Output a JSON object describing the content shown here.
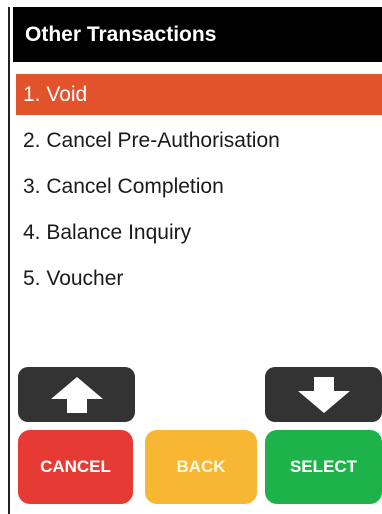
{
  "header": {
    "title": "Other Transactions"
  },
  "menu": {
    "items": [
      {
        "label": "1. Void"
      },
      {
        "label": "2. Cancel Pre-Authorisation"
      },
      {
        "label": "3. Cancel Completion"
      },
      {
        "label": "4. Balance Inquiry"
      },
      {
        "label": "5. Voucher"
      }
    ],
    "selected_index": 0
  },
  "nav": {
    "up_icon": "arrow-up-icon",
    "down_icon": "arrow-down-icon"
  },
  "actions": {
    "cancel_label": "CANCEL",
    "back_label": "BACK",
    "select_label": "SELECT"
  },
  "colors": {
    "title_bar": "#000000",
    "selected_row": "#e2522b",
    "cancel": "#e63b35",
    "back": "#f7b733",
    "select": "#1db34a",
    "arrow_button": "#333333"
  }
}
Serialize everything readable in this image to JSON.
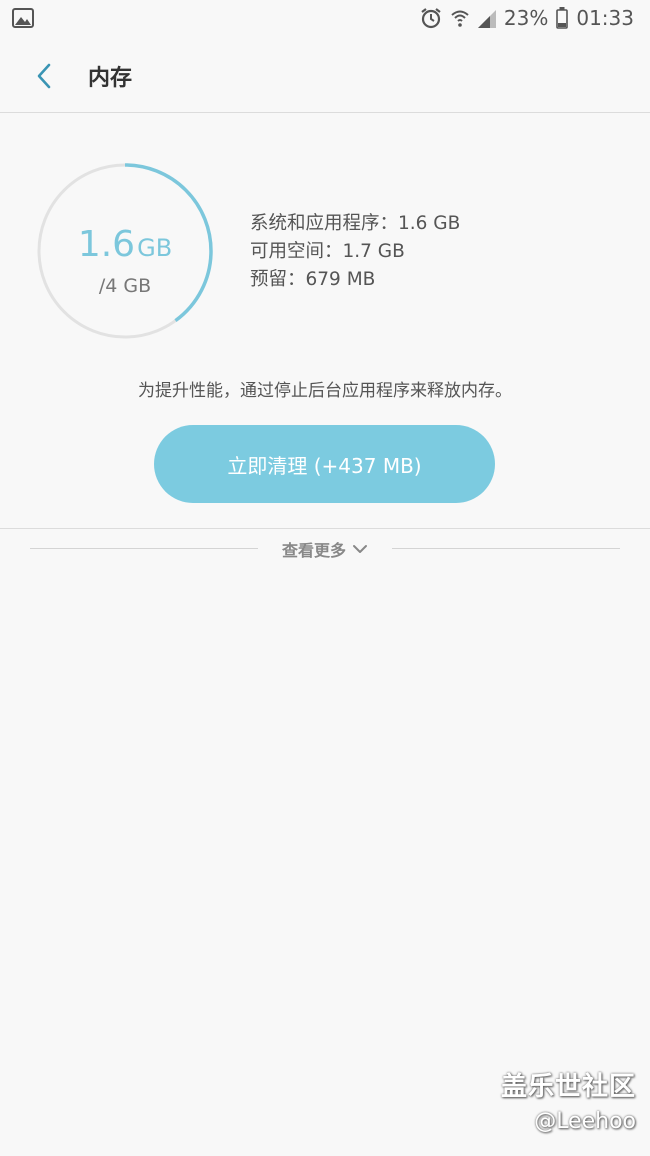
{
  "status_bar": {
    "battery": "23%",
    "time": "01:33",
    "icons": [
      "gallery-notification-icon",
      "alarm-icon",
      "wifi-icon",
      "signal-icon",
      "battery-icon"
    ]
  },
  "header": {
    "title": "内存"
  },
  "memory": {
    "used_value": "1.6",
    "used_unit": "GB",
    "total_text": "/4 GB",
    "usage_fraction": 0.4,
    "details": [
      "系统和应用程序：1.6 GB",
      "可用空间：1.7 GB",
      "预留：679 MB"
    ]
  },
  "hint": "为提升性能，通过停止后台应用程序来释放内存。",
  "clean_button": {
    "label": "立即清理 (+437 MB)"
  },
  "see_more": {
    "label": "查看更多"
  },
  "watermark": {
    "title": "盖乐世社区",
    "handle": "@Leehoo"
  },
  "colors": {
    "accent": "#7cc7dc",
    "button": "#7ccbe0",
    "background": "#f8f8f8"
  }
}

***

▶ Objective
From the data above, write out everything exactly except the pictures.

▶ Result below
Output a JSON object describing the content shown here.
{
  "header": {
    "title": "Other Transactions"
  },
  "menu": {
    "items": [
      {
        "label": "1. Void"
      },
      {
        "label": "2. Cancel Pre-Authorisation"
      },
      {
        "label": "3. Cancel Completion"
      },
      {
        "label": "4. Balance Inquiry"
      },
      {
        "label": "5. Voucher"
      }
    ],
    "selected_index": 0
  },
  "nav": {
    "up_icon": "arrow-up-icon",
    "down_icon": "arrow-down-icon"
  },
  "actions": {
    "cancel_label": "CANCEL",
    "back_label": "BACK",
    "select_label": "SELECT"
  },
  "colors": {
    "title_bar": "#000000",
    "selected_row": "#e2522b",
    "cancel": "#e63b35",
    "back": "#f7b733",
    "select": "#1db34a",
    "arrow_button": "#333333"
  }
}
Serialize everything readable in this image to JSON.
{
  "status_bar": {
    "battery": "23%",
    "time": "01:33",
    "icons": [
      "gallery-notification-icon",
      "alarm-icon",
      "wifi-icon",
      "signal-icon",
      "battery-icon"
    ]
  },
  "header": {
    "title": "内存"
  },
  "memory": {
    "used_value": "1.6",
    "used_unit": "GB",
    "total_text": "/4 GB",
    "usage_fraction": 0.4,
    "details": [
      "系统和应用程序：1.6 GB",
      "可用空间：1.7 GB",
      "预留：679 MB"
    ]
  },
  "hint": "为提升性能，通过停止后台应用程序来释放内存。",
  "clean_button": {
    "label": "立即清理 (+437 MB)"
  },
  "see_more": {
    "label": "查看更多"
  },
  "watermark": {
    "title": "盖乐世社区",
    "handle": "@Leehoo"
  },
  "colors": {
    "accent": "#7cc7dc",
    "button": "#7ccbe0",
    "background": "#f8f8f8"
  }
}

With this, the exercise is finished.